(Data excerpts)
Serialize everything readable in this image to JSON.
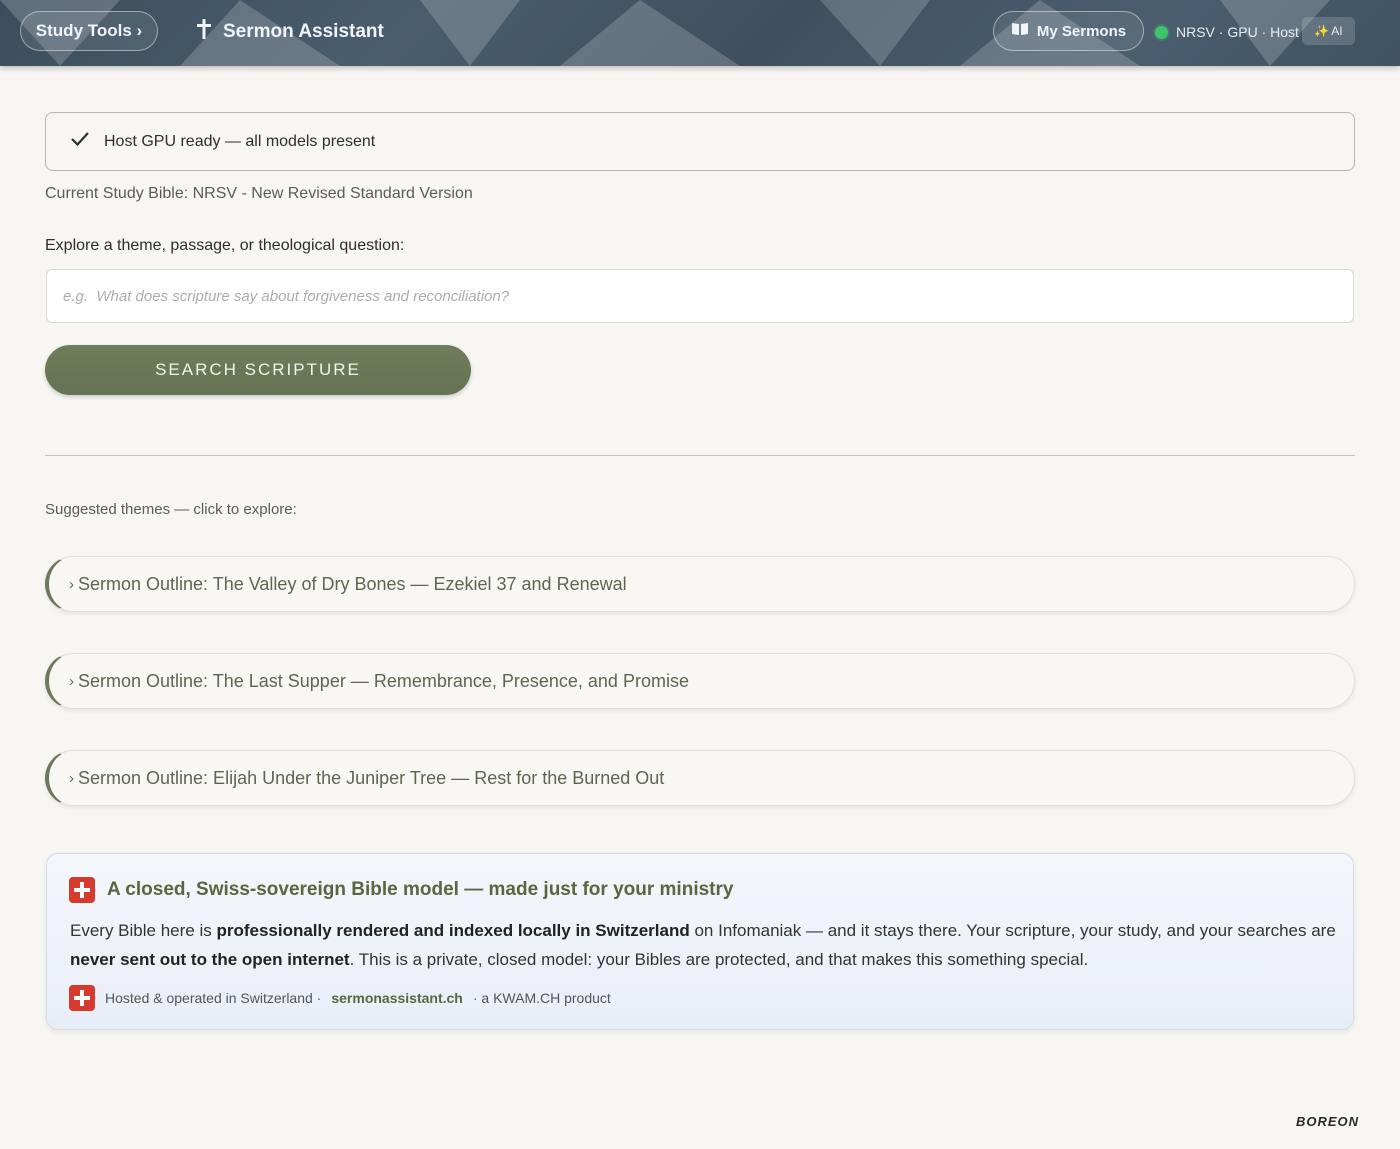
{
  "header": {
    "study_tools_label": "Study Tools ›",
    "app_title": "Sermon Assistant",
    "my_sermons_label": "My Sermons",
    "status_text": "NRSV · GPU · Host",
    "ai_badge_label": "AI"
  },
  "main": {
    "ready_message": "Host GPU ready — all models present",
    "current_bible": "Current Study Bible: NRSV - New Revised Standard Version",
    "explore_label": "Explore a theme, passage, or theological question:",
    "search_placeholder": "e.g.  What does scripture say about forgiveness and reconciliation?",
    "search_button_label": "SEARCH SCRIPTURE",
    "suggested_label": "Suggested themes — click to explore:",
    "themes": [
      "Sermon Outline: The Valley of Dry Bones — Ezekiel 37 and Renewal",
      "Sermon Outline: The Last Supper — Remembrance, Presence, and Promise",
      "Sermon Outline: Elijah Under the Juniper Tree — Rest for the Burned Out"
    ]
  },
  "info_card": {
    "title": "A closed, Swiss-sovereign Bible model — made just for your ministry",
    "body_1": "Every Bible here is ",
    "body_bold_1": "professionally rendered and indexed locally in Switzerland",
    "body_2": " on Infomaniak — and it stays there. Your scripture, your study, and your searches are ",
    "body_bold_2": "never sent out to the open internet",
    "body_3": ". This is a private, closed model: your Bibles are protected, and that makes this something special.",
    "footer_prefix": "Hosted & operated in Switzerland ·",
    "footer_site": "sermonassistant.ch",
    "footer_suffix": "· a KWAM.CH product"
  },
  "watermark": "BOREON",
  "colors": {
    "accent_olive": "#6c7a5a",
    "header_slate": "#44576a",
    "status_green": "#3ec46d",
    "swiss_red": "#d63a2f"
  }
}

- **Given task**
Print out every entry above without changing a word, and leave out the pictures.

- **Task result**
Serialize everything readable in this image to JSON.
{
  "header": {
    "study_tools_label": "Study Tools ›",
    "app_title": "Sermon Assistant",
    "my_sermons_label": "My Sermons",
    "status_text": "NRSV · GPU · Host",
    "ai_badge_label": "AI"
  },
  "main": {
    "ready_message": "Host GPU ready — all models present",
    "current_bible": "Current Study Bible: NRSV - New Revised Standard Version",
    "explore_label": "Explore a theme, passage, or theological question:",
    "search_placeholder": "e.g.  What does scripture say about forgiveness and reconciliation?",
    "search_button_label": "SEARCH SCRIPTURE",
    "suggested_label": "Suggested themes — click to explore:",
    "themes": [
      "Sermon Outline: The Valley of Dry Bones — Ezekiel 37 and Renewal",
      "Sermon Outline: The Last Supper — Remembrance, Presence, and Promise",
      "Sermon Outline: Elijah Under the Juniper Tree — Rest for the Burned Out"
    ]
  },
  "info_card": {
    "title": "A closed, Swiss-sovereign Bible model — made just for your ministry",
    "body_1": "Every Bible here is ",
    "body_bold_1": "professionally rendered and indexed locally in Switzerland",
    "body_2": " on Infomaniak — and it stays there. Your scripture, your study, and your searches are ",
    "body_bold_2": "never sent out to the open internet",
    "body_3": ". This is a private, closed model: your Bibles are protected, and that makes this something special.",
    "footer_prefix": "Hosted & operated in Switzerland ·",
    "footer_site": "sermonassistant.ch",
    "footer_suffix": "· a KWAM.CH product"
  },
  "watermark": "BOREON",
  "colors": {
    "accent_olive": "#6c7a5a",
    "header_slate": "#44576a",
    "status_green": "#3ec46d",
    "swiss_red": "#d63a2f"
  }
}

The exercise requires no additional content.